* begin Passage given *

Introduction

Formal Concept Analysis on Graphics Hardware

W. B. Langdon

Shin Yoo

Mark Harman

0 0 CREST centre, Department of Computer Science, University College London Gower Street , London WC1E 6BT , UK

We document a parallel non-recursive beam search GPGPU FCA CbO like algorithm written in nVidia CUDA C and test it on software module dependency graphs. Despite removing repeated calculations and optimising data structures and kernels, we do not yet see major speed ups. Instead GeForce 295 GTX and Tesla C2050 report 141 072 concepts (maximal rectangles, clusters) in about one second. Future improvements in graphics hardware may make GPU implementations of Galois lattices competitive.

software module clustering MDG close-by-one arithmetic intensity

Introduction

Formal Concept Analysis [ 7 ] is a well known technique for grouping objects by the attributes they have in common. It can be thought of as discrete data clustering. In general the number of conceptual clusters grows exponentially. However there are a few specialised algorithms which render FCA manageable, even on quite large problems, provided the object-attribute table is sparse [ 10 ]. Krajca, Outrata and Vychodil [ 10 ] report considerable improvement in FCA algorithms in the last two decades. All these successful algorithms use depth first tree search to find all the conceptual clusters in an object-attribute table.

Computer graphics gaming cards (GPUs) are relatively cheap and yet offer far more computing power than the computer’s CPU alone. (E.g. a 295 GTX contains 480 fully functioning processors and yet costs only a few hundred pounds.) Also microprocessor trends suggest faster computing will require parallel computing in future. There are already hundreds of millions of computers fitted with graphics hardware which might be used for general purpose computing [ 3 ].

* end Passage given *
* begin Record excerpts *

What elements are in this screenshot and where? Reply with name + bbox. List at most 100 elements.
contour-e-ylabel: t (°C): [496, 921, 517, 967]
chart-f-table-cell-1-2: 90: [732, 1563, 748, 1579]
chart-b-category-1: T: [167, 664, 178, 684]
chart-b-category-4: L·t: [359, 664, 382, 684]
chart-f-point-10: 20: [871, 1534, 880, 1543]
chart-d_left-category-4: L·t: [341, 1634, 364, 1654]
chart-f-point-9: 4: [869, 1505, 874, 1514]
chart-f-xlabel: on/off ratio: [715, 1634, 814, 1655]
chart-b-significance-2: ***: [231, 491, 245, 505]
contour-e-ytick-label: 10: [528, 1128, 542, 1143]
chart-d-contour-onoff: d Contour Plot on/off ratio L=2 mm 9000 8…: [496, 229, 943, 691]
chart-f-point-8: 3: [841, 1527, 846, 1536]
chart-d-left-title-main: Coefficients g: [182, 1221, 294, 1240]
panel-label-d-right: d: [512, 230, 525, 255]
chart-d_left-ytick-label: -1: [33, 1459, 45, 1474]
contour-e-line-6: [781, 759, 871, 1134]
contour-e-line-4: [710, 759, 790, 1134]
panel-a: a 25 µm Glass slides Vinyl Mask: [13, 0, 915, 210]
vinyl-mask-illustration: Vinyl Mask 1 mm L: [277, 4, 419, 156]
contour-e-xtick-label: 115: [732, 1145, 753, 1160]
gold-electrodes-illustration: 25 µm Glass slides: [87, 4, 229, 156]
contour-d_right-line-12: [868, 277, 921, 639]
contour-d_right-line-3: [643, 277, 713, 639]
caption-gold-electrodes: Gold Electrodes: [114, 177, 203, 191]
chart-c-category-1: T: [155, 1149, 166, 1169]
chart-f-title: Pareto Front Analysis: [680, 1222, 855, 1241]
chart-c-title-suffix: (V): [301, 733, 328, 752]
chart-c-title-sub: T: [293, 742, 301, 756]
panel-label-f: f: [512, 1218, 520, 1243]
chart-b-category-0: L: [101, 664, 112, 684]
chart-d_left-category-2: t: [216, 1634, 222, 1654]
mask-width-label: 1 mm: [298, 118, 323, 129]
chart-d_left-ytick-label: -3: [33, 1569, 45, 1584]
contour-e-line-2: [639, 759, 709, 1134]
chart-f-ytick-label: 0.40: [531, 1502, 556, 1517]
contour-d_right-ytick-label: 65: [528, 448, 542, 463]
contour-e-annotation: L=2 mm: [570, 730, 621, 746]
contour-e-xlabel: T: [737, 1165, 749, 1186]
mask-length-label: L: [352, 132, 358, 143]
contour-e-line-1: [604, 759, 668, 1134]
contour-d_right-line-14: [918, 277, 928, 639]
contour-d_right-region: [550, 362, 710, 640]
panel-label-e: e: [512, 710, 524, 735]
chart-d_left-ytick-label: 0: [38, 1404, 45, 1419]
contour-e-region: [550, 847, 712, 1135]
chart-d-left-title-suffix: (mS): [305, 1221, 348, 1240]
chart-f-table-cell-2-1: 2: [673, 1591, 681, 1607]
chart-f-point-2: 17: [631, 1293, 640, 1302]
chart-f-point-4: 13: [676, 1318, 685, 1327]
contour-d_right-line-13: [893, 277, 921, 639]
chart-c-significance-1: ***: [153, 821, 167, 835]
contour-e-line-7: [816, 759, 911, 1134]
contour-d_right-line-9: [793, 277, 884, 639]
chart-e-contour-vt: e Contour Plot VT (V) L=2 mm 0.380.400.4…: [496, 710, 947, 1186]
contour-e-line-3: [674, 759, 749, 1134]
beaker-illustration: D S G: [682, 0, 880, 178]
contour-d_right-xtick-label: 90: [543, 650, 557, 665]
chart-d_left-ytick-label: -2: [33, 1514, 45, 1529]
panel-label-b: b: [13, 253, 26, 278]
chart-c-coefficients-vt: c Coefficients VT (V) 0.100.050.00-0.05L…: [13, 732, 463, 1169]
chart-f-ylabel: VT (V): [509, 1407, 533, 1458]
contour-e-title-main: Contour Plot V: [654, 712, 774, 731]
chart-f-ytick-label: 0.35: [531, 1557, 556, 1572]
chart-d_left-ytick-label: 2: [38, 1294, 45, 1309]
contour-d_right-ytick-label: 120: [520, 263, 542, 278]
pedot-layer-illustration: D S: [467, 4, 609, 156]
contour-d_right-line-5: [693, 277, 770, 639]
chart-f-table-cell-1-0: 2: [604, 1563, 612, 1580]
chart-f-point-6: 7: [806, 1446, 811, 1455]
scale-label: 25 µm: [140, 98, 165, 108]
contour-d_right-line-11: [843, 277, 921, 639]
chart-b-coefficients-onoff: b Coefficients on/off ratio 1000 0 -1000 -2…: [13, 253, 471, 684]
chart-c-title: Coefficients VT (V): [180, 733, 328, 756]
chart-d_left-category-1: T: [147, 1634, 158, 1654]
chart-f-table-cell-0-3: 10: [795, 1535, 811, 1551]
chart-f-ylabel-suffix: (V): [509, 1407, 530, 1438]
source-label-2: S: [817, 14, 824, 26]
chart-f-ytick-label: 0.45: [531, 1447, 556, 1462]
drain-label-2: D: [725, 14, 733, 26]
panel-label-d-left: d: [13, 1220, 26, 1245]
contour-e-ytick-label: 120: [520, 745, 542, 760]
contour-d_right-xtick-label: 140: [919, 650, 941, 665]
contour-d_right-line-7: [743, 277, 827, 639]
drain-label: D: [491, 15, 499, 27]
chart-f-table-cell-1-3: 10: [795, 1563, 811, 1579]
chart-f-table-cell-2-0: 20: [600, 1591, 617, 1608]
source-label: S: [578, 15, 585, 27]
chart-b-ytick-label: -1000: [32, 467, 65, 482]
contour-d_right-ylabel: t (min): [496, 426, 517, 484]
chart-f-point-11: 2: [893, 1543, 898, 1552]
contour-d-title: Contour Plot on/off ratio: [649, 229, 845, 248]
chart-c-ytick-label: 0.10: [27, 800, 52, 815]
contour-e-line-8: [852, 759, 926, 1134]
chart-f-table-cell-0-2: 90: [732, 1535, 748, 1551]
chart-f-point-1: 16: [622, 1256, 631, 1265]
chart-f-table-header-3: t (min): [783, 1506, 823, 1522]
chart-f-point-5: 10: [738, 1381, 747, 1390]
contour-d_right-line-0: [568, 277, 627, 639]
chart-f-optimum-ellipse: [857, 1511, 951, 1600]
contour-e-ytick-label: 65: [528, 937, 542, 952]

* end Record excerpts *

* [Problems and tasks]
1. From the text on formal concept analysis on graphics hardware, print the stretch from "0 0 CREST centre, Department" through "Galois lattices competitive.".
2. According to the text on formal concept analysis on graphics hardware, how many fully functioning processors does a 295 GTX contain?
3. Resume the text on formal concept analysis on graphics hardware after its final sentence.

* [The responses]
1.
0 0 CREST centre, Department of Computer Science, University College London Gower Street , London WC1E 6BT , UK

We document a parallel non-recursive beam search GPGPU FCA CbO like algorithm written in nVidia CUDA C and test it on software module dependency graphs. Despite removing repeated calculations and optimising data structures and kernels, we do not yet see major speed ups. Instead GeForce 295 GTX and Tesla C2050 report 141 072 concepts (maximal rectangles, clusters) in about one second. Future improvements in graphics hardware may make GPU implementations of Galois lattices competitive.

2. 480

3.
Krajca et al. [ 10 ] report using a distributed computer to overcome the “major drawback [of FCA’s] computational complexity”. They report their parallel algorithm PCbO gives near linear speed increase with number of computing nodes in a network of up to 15 PCs. In other work [ 11 ] they conclude that there is no universal best FCA data structure. Instead they suggest that the optimum performance will depend upon the application. In earlier work, Huaiguo Fu had created a parallel implementation of NextClosure but it was limited to 50 attributes [ 5 ] but this was subsequently greatly extended [ 6 ]. However, like Krajca et al. [ 10 ], both Fu’s [ 5 ] and [ 6 ] approaches use conventional distributed computers composed of a few CPUs rather than hundreds of GPU processing elements. Similarly Djoufak Kengue et al. [ 4 ]’s ParCIM implementation used a conventional network of 8 computers connected in a star fashion with MPI. Ours is the first FCA implementation to run in parallel on computer graphics cards (GPUs). 2

CUDA FCA Implementation

Although In-close [ 1 ] claims to be faster we easily obtained FCbO [ 9 ] from Source Forge. We initially implemented the Krajca sequential algorithm [ 9 ] in Python. This was followed by a version in CUDA C, where ComputeClosure is implemented in parallel on the GPU. (For details see our technical report [ 13 ].)

Krajca’s routines ComputeClosure and GenerateFrom essentially form a depth first search algorithm which builds and navigates a tree of formal concepts from a binary 0/1 matrix describing which object has which property. Since the search is recursive and operates on one point in the tree at one time, it is unsuitable for parallel operation on graphics cards. Our graphics card parallel version retains the tree but uses beam search rather than depth first search.

Instead of proceeding to the first leaf of the tree, recursively backing up and then going forward to the next leaf and so on, in beam search, we also start from the top of the tree and then proceed along every branch to the next level. This requires saving information on the beam for every node at that level. Beam search next expands the search again to cover everything at the next level and so on until all the leafs of the tree have been reached. Notice instead of working on a single point in the tree the beam covers many points which can be worked on in parallel. Indeed within a couple of levels we can get a beam containing tens of thousands of individual search points which can be processed independently. This suits the GPU architecture which needs literally thousands of independent processing threads for it to deliver its best performance [ 12 ]. You will have spotted that in an exponential problem, like FCA, beam search quickly runs out of memory.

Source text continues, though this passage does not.